- **Task requirements**:
From the data that follows, copy every line holding the string "this".

- **A block of data**:
>> Start

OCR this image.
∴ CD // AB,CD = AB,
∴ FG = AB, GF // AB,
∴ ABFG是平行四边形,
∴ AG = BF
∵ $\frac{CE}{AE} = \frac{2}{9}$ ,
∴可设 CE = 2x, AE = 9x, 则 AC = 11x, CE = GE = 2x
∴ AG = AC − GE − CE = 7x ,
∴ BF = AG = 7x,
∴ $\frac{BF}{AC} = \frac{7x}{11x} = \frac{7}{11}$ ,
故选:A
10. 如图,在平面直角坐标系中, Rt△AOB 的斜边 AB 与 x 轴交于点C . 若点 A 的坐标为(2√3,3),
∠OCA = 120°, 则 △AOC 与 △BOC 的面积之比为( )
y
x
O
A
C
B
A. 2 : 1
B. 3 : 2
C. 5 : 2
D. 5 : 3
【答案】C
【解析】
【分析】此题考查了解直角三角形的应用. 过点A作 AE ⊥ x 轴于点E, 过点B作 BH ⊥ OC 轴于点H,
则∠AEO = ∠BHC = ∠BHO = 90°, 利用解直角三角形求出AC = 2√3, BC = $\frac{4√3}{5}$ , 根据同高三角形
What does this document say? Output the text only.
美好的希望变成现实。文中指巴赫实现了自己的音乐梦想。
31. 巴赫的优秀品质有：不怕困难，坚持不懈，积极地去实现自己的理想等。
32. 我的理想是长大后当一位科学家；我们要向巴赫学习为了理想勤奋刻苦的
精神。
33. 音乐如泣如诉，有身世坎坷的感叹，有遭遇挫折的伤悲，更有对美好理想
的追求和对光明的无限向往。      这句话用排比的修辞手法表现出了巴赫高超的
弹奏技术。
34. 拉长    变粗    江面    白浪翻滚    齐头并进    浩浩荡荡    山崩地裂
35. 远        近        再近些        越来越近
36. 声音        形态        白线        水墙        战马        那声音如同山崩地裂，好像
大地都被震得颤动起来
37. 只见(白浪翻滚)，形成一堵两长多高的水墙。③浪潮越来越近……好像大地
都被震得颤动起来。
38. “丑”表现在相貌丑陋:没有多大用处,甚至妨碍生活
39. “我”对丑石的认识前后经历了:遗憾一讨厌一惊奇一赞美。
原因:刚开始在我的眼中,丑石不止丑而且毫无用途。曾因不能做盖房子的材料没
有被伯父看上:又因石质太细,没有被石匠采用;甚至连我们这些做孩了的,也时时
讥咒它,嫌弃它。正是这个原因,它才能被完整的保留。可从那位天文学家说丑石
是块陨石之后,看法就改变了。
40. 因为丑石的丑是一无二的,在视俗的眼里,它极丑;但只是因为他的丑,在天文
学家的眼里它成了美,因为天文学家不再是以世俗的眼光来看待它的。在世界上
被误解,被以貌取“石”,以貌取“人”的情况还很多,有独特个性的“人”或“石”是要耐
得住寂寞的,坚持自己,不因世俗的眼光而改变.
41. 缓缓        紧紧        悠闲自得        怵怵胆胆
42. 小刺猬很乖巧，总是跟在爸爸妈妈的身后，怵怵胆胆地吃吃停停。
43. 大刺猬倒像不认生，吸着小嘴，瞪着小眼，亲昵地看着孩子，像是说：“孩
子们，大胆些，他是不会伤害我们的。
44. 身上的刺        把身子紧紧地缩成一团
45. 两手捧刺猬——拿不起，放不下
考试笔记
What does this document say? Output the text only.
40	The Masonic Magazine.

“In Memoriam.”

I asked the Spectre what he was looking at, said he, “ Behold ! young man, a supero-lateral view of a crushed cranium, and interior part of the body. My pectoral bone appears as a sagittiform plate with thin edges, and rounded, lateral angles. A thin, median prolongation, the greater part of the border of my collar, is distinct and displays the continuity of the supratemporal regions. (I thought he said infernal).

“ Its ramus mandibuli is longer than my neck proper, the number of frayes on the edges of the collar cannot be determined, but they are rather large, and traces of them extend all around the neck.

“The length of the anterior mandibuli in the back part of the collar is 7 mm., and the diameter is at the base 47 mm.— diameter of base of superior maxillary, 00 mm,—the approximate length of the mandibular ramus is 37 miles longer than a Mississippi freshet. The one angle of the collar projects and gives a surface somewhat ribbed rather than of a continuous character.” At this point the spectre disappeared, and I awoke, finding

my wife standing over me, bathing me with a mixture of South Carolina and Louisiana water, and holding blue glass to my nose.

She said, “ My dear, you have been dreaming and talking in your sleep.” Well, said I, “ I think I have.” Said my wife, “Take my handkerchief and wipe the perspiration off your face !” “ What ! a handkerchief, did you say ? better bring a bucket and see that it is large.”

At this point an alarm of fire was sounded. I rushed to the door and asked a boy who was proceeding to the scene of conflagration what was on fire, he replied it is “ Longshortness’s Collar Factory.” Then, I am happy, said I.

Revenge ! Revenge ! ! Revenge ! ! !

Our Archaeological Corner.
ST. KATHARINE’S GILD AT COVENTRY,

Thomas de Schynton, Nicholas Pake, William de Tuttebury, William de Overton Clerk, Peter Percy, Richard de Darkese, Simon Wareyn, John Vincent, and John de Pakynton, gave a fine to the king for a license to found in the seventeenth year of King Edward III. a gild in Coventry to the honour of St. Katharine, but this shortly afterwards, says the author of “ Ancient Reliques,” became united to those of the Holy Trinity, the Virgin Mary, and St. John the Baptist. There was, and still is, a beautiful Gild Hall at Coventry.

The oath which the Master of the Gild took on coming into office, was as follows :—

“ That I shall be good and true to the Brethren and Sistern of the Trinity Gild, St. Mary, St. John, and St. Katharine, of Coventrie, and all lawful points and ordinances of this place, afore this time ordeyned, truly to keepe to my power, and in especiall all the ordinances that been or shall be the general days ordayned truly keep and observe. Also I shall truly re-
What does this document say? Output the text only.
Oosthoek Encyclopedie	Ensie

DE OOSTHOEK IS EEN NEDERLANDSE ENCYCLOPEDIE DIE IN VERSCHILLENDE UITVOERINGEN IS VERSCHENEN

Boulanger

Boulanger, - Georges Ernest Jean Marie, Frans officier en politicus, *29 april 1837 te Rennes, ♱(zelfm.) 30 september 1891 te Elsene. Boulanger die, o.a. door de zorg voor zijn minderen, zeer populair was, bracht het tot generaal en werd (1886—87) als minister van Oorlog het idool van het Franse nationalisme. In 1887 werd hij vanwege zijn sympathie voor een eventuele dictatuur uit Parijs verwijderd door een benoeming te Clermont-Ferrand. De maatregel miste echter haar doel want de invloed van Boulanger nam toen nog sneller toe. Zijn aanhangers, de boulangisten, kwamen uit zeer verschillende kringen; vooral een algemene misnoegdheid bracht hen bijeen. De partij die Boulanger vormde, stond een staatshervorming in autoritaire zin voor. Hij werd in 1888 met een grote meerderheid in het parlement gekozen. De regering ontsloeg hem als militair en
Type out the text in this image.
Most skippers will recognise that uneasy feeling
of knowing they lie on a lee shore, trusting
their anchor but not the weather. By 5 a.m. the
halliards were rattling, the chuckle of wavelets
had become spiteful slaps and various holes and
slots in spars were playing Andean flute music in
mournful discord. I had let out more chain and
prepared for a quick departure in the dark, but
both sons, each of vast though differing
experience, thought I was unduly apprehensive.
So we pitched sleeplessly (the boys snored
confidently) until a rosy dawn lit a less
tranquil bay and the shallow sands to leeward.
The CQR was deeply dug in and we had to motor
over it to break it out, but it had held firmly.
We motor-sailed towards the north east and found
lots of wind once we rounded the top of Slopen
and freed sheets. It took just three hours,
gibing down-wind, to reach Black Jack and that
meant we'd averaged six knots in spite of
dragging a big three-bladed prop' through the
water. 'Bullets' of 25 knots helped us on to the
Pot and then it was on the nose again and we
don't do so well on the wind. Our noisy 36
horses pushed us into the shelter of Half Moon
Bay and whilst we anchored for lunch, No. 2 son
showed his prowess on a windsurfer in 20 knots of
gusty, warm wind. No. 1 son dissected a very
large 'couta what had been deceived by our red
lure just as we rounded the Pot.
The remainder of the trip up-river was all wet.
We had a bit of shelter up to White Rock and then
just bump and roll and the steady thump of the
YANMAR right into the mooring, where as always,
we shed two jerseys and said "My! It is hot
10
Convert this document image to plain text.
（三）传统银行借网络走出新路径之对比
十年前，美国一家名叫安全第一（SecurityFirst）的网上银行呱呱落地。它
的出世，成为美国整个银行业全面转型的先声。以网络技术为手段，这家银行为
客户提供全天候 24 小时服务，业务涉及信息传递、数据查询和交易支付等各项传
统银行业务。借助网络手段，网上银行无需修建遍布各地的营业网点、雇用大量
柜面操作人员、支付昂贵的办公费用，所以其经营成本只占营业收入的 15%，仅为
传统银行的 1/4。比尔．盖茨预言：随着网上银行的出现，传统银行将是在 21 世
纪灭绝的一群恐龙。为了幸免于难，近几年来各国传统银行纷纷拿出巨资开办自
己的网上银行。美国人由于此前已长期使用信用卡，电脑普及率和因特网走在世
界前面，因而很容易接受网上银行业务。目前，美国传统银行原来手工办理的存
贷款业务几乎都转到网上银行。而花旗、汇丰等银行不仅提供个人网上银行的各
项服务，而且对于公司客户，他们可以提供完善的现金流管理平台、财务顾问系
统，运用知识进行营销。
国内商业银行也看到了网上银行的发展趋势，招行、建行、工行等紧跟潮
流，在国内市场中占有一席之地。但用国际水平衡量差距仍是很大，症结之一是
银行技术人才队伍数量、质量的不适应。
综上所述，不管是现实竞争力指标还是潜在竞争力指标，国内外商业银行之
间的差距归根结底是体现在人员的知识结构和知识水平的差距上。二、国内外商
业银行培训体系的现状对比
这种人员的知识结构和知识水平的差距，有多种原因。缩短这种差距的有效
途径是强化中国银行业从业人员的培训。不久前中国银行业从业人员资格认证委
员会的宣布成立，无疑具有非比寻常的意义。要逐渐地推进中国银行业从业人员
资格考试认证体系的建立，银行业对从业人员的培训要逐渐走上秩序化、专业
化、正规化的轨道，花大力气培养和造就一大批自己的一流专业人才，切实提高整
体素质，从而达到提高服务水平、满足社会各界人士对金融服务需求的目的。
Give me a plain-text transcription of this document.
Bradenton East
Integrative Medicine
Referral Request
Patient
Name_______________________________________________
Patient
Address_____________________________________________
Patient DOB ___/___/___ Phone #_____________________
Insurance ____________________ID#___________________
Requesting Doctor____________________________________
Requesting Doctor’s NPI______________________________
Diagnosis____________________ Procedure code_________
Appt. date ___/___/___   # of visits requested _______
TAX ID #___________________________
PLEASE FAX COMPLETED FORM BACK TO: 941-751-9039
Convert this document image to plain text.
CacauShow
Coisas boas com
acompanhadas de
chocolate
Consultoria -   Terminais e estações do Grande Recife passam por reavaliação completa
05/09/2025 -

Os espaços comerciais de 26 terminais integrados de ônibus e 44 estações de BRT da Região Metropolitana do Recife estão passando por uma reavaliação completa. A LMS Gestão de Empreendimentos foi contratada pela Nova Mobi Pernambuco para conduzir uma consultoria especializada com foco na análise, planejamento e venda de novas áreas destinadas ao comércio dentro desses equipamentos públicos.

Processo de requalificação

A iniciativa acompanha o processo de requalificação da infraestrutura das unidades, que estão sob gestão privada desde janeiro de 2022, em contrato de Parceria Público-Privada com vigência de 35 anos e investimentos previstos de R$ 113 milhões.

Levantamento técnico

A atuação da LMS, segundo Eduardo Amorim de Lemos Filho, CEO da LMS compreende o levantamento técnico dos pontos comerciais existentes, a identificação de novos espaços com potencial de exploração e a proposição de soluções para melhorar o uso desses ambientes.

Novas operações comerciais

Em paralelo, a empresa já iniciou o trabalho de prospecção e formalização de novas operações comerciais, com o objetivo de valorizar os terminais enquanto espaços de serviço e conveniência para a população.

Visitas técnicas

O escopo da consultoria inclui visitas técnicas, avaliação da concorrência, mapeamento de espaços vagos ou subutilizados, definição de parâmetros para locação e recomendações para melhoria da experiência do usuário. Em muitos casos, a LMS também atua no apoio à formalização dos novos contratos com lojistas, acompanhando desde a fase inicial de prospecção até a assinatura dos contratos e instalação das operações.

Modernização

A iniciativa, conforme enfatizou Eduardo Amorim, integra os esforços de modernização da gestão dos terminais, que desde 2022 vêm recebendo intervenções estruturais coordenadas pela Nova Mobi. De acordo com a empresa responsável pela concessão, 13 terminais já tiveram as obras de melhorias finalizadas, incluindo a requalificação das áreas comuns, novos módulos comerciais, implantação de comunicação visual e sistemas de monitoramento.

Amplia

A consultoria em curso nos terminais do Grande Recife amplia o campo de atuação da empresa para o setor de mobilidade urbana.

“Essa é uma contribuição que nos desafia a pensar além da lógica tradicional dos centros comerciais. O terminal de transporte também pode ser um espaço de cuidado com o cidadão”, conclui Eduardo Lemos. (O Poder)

>> End

- **Answer to the problem**:
OCR this image.
What does this document say? Output the text only.
What does this document say? Output the text only.
“The length of the anterior mandibuli in the back part of the collar is 7 mm., and the diameter is at the base 47 mm.— diameter of base of superior maxillary, 00 mm,—the approximate length of the mandibular ramus is 37 miles longer than a Mississippi freshet. The one angle of the collar projects and gives a surface somewhat ribbed rather than of a continuous character.” At this point the spectre disappeared, and I awoke, finding
At this point an alarm of fire was sounded. I rushed to the door and asked a boy who was proceeding to the scene of conflagration what was on fire, he replied it is “ Longshortness’s Collar Factory.” Then, I am happy, said I.
Thomas de Schynton, Nicholas Pake, William de Tuttebury, William de Overton Clerk, Peter Percy, Richard de Darkese, Simon Wareyn, John Vincent, and John de Pakynton, gave a fine to the king for a license to found in the seventeenth year of King Edward III. a gild in Coventry to the honour of St. Katharine, but this shortly afterwards, says the author of “ Ancient Reliques,” became united to those of the Holy Trinity, the Virgin Mary, and St. John the Baptist. There was, and still is, a beautiful Gild Hall at Coventry.
“ That I shall be good and true to the Brethren and Sistern of the Trinity Gild, St. Mary, St. John, and St. Katharine, of Coventrie, and all lawful points and ordinances of this place, afore this time ordeyned, truly to keepe to my power, and in especiall all the ordinances that been or shall be the general days ordayned truly keep and observe. Also I shall truly re-
What does this document say? Output the text only.
Type out the text in this image.
Convert this document image to plain text.
Give me a plain-text transcription of this document.
Convert this document image to plain text.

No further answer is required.